=== Set task ===
Write the listing below out again exactly, dropping the images.

=== Available data ===
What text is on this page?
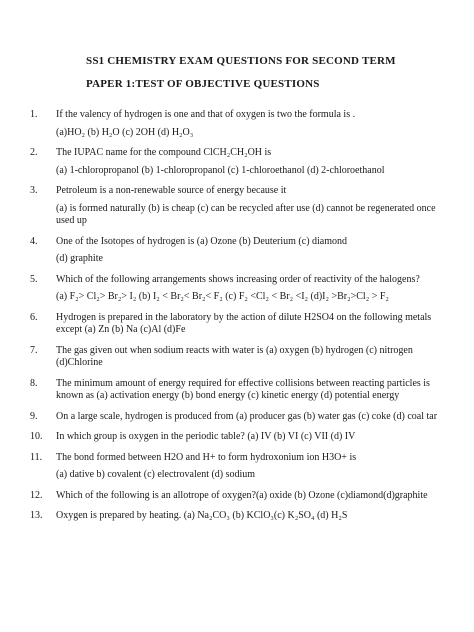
SS1 CHEMISTRY EXAM QUESTIONS FOR SECOND TERM
PAPER 1:TEST OF OBJECTIVE QUESTIONS
1.	If the valency of hydrogen is one and that of oxygen is two the formula is .

(a)HO₂ (b) H₂O (c) 2OH (d) H₂O₃

2.	The IUPAC name for the compound ClCH₂CH₂OH is

(a) 1-chloropropanol (b) 1-chloropropanol (c) 1-chloroethanol (d) 2-chloroethanol

3.	Petroleum is a non-renewable source of energy because it

(a) is formed naturally (b) is cheap (c) can be recycled after use (d) cannot be regenerated once used up

4.	One of the Isotopes of hydrogen is (a) Ozone (b) Deuterium (c) diamond

(d) graphite

5.	Which of the following arrangements shows increasing order of reactivity of the halogens?

(a) F₂> Cl₂> Br₂> I₂ (b) I₂ < Br₂< Br₂< F₂ (c) F₂ <Cl₂ < Br₂ <I₂ (d)I₂ >Br₂>Cl₂ > F₂

6.	Hydrogen is prepared in the laboratory by the action of dilute H2SO4 on the following metals except (a) Zn (b) Na (c)Al (d)Fe

7.	The gas given out when sodium reacts with water is (a) oxygen (b) hydrogen (c) nitrogen (d)Chlorine

8.	The minimum amount of energy required for effective collisions between reacting particles is known as (a) activation energy (b) bond energy (c) kinetic energy (d) potential energy

9.	On a large scale, hydrogen is produced from (a) producer gas (b) water gas (c) coke (d) coal tar

10.	In which group is oxygen in the periodic table? (a) IV (b) VI (c) VII (d) IV

11.	The bond formed between H2O and H+ to form hydroxonium ion H3O+ is

(a) dative b) covalent (c) electrovalent (d) sodium

12.	Which of the following is an allotrope of oxygen?(a) oxide (b) Ozone (c)diamond(d)graphite

13.	Oxygen is prepared by heating. (a) Na₂CO₃ (b) KClO₃(c) K₂SO₄ (d) H₂S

=== Reply to the task ===
What text is on this page?
SS1 CHEMISTRY EXAM QUESTIONS FOR SECOND TERM
PAPER 1:TEST OF OBJECTIVE QUESTIONS
1.	If the valency of hydrogen is one and that of oxygen is two the formula is .

(a)HO₂ (b) H₂O (c) 2OH (d) H₂O₃

2.	The IUPAC name for the compound ClCH₂CH₂OH is

(a) 1-chloropropanol (b) 1-chloropropanol (c) 1-chloroethanol (d) 2-chloroethanol

3.	Petroleum is a non-renewable source of energy because it

(a) is formed naturally (b) is cheap (c) can be recycled after use (d) cannot be regenerated once used up

4.	One of the Isotopes of hydrogen is (a) Ozone (b) Deuterium (c) diamond

(d) graphite

5.	Which of the following arrangements shows increasing order of reactivity of the halogens?

(a) F₂> Cl₂> Br₂> I₂ (b) I₂ < Br₂< Br₂< F₂ (c) F₂ <Cl₂ < Br₂ <I₂ (d)I₂ >Br₂>Cl₂ > F₂

6.	Hydrogen is prepared in the laboratory by the action of dilute H2SO4 on the following metals except (a) Zn (b) Na (c)Al (d)Fe

7.	The gas given out when sodium reacts with water is (a) oxygen (b) hydrogen (c) nitrogen (d)Chlorine

8.	The minimum amount of energy required for effective collisions between reacting particles is known as (a) activation energy (b) bond energy (c) kinetic energy (d) potential energy

9.	On a large scale, hydrogen is produced from (a) producer gas (b) water gas (c) coke (d) coal tar

10.	In which group is oxygen in the periodic table? (a) IV (b) VI (c) VII (d) IV

11.	The bond formed between H2O and H+ to form hydroxonium ion H3O+ is

(a) dative b) covalent (c) electrovalent (d) sodium

12.	Which of the following is an allotrope of oxygen?(a) oxide (b) Ozone (c)diamond(d)graphite

13.	Oxygen is prepared by heating. (a) Na₂CO₃ (b) KClO₃(c) K₂SO₄ (d) H₂S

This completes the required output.